§ Records
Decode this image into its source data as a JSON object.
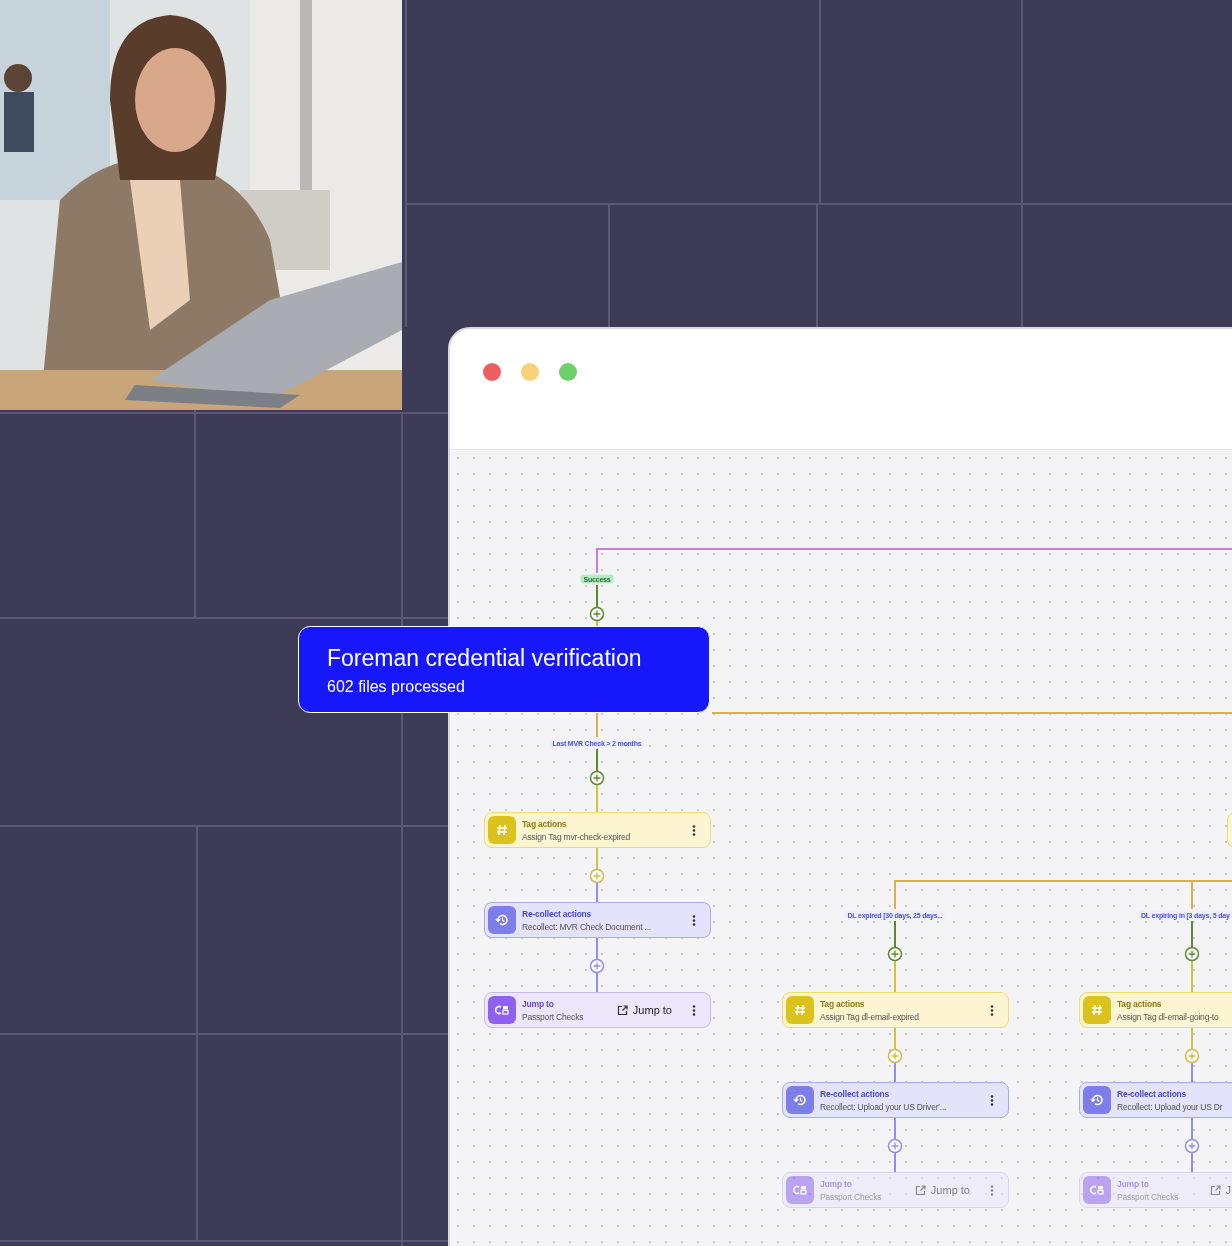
{
  "browser_window": {
    "controls": [
      {
        "color": "#ec5f5f"
      },
      {
        "color": "#f8d27a"
      },
      {
        "color": "#6fcf6a"
      }
    ]
  },
  "highlight_card": {
    "title": "Foreman credential verification",
    "subtitle": "602 files processed"
  },
  "flow": {
    "edge_labels": [
      {
        "kind": "success",
        "text": "Success"
      },
      {
        "kind": "condition",
        "text": "Last MVR Check > 2 months"
      },
      {
        "kind": "condition",
        "text": "DL expired [30 days, 25 days..."
      },
      {
        "kind": "condition",
        "text": "DL expiring in [3 days, 5 day"
      }
    ],
    "branches": [
      {
        "nodes": [
          {
            "kind": "tag",
            "title": "Tag actions",
            "detail": "Assign Tag mvr-check-expired",
            "faded": false
          },
          {
            "kind": "recollect",
            "title": "Re-collect actions",
            "detail": "Recollect: MVR Check Document ...",
            "faded": false
          },
          {
            "kind": "jump",
            "title": "Jump to",
            "detail": "Passport Checks",
            "link": "Jump to",
            "faded": false
          }
        ]
      },
      {
        "nodes": [
          {
            "kind": "tag",
            "title": "Tag actions",
            "detail": "Assign Tag dl-email-expired",
            "faded": false
          },
          {
            "kind": "recollect",
            "title": "Re-collect actions",
            "detail": "Recollect: Upload your US Driver'...",
            "faded": false
          },
          {
            "kind": "jump",
            "title": "Jump to",
            "detail": "Passport Checks",
            "link": "Jump to",
            "faded": true
          }
        ]
      },
      {
        "nodes": [
          {
            "kind": "tag",
            "title": "Tag actions",
            "detail": "Assign Tag dl-email-going-to",
            "faded": false
          },
          {
            "kind": "recollect",
            "title": "Re-collect actions",
            "detail": "Recollect: Upload your US Dr",
            "faded": false
          },
          {
            "kind": "jump",
            "title": "Jump to",
            "detail": "Passport Checks",
            "link": "J",
            "faded": true
          }
        ]
      }
    ]
  }
}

§ Work to complete
Every line that holds the word "days" should be extracted.

§ Correct answer
        "text": "DL expired [30 days, 25 days..."
        "text": "DL expiring in [3 days, 5 day"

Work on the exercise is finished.